— To do —
Identify each line below containing the string "Триггерные" and copy it.
-- Data for processing start --
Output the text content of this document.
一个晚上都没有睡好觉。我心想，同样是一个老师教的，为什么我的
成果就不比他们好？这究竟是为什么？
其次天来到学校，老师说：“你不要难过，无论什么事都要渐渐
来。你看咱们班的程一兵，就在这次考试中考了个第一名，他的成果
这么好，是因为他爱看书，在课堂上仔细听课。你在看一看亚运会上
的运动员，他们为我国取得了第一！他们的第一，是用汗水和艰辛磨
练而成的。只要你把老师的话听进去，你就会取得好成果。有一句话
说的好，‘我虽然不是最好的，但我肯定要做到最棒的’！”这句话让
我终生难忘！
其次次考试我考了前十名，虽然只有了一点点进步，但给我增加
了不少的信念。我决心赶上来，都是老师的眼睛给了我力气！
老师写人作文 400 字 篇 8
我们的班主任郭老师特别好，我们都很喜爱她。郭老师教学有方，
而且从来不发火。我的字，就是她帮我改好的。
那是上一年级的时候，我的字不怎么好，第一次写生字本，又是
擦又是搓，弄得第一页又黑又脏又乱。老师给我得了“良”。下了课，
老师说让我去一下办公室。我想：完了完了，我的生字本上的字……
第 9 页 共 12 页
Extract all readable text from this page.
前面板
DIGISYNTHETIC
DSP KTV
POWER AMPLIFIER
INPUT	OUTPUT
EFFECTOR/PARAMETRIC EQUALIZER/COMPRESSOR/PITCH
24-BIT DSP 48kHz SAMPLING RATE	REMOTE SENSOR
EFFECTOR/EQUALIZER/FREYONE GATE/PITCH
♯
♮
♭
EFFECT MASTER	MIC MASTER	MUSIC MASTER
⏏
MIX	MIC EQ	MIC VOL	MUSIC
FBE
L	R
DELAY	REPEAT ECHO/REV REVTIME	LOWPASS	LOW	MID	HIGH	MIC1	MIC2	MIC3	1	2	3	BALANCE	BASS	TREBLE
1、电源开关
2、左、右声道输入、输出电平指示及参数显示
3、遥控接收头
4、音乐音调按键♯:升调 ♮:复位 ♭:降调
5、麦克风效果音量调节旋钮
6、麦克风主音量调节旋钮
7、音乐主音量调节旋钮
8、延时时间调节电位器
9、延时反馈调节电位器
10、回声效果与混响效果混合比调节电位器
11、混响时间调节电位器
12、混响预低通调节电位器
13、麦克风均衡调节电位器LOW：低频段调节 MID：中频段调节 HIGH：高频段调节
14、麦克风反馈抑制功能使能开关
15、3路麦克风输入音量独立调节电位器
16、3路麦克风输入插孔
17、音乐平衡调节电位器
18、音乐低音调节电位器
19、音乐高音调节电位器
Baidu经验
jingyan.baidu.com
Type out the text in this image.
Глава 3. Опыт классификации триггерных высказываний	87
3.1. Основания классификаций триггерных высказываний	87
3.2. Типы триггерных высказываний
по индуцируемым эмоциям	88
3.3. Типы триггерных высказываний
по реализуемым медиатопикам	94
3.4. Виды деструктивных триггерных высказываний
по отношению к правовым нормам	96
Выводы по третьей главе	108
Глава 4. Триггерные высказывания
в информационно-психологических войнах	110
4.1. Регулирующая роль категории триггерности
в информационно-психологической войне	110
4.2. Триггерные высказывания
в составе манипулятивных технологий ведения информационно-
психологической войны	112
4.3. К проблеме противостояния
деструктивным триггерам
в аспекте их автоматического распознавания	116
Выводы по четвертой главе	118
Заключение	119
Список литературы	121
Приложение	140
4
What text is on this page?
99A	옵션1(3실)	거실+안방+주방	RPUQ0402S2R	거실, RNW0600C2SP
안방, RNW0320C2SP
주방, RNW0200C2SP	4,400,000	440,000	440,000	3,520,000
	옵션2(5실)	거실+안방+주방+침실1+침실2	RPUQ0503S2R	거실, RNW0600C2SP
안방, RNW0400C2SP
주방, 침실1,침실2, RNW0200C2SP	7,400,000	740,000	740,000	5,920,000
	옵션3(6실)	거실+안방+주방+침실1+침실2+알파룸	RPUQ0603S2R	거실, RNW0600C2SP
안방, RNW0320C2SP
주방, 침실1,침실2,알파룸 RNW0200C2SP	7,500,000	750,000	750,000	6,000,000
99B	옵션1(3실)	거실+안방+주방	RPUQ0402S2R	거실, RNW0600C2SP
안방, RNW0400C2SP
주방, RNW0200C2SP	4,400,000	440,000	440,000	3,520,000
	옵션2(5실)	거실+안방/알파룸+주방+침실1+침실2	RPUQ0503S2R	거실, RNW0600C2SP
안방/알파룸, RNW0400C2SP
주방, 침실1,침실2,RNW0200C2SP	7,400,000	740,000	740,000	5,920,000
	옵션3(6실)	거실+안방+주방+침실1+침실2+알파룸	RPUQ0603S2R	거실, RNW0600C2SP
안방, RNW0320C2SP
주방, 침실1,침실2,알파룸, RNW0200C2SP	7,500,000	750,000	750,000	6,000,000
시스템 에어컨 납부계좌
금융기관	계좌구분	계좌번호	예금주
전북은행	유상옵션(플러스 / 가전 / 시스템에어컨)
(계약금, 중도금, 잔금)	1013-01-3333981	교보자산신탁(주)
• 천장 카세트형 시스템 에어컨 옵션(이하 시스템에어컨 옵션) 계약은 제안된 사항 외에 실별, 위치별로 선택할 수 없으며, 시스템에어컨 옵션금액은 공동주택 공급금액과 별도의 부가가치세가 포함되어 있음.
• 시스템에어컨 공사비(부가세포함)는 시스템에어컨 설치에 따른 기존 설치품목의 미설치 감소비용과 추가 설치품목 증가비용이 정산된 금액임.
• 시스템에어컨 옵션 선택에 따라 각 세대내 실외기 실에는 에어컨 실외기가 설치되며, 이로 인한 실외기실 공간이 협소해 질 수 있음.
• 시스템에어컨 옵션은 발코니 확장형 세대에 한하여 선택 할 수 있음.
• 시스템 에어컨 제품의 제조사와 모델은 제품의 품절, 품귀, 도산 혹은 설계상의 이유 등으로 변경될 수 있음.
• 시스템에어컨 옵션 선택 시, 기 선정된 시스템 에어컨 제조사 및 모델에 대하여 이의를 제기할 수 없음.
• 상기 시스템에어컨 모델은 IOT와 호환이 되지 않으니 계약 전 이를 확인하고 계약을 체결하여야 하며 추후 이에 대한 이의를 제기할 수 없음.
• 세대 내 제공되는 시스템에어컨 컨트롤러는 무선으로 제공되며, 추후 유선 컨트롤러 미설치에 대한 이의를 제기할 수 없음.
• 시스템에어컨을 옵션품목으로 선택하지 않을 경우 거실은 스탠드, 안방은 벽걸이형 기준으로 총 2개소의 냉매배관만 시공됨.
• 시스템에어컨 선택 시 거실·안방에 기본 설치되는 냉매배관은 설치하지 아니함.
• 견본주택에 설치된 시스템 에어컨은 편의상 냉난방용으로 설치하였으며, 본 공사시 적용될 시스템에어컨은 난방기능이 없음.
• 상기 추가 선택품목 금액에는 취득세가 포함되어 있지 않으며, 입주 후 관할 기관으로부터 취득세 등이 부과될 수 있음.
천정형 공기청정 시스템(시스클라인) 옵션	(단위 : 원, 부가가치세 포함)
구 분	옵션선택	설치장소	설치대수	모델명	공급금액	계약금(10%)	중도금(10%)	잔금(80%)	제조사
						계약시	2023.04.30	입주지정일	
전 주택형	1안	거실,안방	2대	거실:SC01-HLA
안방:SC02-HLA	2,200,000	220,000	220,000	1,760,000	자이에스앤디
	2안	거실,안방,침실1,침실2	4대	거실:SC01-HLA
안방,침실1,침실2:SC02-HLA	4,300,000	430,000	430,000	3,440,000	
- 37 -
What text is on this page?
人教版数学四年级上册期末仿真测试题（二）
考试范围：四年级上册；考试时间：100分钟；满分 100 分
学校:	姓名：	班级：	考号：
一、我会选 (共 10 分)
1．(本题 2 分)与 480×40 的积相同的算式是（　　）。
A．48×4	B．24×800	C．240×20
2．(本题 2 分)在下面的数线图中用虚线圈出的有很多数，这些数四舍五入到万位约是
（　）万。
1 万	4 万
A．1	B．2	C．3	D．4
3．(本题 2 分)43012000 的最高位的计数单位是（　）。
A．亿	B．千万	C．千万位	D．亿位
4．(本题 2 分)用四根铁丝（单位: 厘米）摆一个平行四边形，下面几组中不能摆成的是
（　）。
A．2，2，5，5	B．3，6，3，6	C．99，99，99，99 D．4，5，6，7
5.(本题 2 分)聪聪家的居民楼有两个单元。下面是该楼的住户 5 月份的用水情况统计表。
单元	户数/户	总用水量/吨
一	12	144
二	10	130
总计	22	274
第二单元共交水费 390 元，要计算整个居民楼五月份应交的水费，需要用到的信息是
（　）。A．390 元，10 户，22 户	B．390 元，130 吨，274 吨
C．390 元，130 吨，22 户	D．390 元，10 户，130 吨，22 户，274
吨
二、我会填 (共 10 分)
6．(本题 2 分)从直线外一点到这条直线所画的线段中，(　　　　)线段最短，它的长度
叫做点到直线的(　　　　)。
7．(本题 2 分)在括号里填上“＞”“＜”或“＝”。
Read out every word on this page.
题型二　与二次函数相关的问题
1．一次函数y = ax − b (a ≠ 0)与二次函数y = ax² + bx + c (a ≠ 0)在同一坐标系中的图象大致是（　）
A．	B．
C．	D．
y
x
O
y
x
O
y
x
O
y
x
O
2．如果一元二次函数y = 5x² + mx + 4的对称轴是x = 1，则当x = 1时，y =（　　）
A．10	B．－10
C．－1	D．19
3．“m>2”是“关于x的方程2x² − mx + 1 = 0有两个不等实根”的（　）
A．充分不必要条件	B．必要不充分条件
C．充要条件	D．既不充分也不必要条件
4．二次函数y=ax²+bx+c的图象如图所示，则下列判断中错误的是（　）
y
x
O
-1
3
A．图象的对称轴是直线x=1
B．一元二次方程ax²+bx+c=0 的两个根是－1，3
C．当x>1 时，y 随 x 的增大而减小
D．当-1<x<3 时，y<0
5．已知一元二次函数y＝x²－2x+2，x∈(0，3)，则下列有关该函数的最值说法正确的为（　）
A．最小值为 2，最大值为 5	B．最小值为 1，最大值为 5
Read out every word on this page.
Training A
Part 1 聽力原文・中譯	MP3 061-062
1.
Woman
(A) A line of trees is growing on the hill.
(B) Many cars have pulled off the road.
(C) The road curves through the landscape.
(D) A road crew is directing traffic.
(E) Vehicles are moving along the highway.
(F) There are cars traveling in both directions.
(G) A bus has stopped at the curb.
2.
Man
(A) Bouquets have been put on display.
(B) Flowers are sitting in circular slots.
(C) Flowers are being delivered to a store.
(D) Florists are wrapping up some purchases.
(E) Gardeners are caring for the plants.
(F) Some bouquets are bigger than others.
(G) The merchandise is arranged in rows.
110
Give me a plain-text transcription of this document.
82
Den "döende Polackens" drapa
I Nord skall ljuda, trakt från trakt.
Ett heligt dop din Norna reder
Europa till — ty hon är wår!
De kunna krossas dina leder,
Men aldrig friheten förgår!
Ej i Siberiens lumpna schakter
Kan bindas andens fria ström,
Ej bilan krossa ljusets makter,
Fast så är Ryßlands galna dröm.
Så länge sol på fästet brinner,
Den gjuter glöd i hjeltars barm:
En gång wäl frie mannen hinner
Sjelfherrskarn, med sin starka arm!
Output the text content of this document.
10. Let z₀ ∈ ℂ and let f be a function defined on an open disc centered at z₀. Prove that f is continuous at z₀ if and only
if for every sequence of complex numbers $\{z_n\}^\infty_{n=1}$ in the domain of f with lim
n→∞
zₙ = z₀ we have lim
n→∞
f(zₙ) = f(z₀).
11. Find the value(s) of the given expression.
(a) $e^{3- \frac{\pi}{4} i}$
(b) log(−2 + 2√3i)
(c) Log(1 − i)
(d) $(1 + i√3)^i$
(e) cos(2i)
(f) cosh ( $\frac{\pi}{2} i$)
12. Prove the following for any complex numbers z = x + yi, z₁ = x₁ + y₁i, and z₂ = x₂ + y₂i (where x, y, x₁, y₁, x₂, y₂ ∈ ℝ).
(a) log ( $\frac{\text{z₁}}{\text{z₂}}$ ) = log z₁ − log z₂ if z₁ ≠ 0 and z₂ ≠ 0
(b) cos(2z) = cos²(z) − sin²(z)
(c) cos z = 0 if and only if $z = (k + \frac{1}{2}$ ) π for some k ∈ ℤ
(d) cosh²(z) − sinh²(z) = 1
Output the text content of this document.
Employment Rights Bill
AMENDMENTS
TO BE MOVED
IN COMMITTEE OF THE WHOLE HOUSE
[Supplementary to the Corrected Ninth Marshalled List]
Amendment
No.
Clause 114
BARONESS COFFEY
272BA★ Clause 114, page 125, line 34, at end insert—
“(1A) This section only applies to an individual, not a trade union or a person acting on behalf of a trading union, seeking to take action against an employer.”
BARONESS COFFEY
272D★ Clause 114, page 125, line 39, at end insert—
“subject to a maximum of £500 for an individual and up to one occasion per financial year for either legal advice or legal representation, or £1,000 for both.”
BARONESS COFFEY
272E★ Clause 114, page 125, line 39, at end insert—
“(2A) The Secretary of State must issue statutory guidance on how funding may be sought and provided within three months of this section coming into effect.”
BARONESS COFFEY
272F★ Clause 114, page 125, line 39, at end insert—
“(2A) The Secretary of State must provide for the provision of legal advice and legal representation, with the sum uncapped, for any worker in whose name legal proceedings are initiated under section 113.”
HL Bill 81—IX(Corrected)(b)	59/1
-- Data for processing end --
— Output of the task —
Глава 4. Триггерные высказывания
4.2. Триггерные высказывания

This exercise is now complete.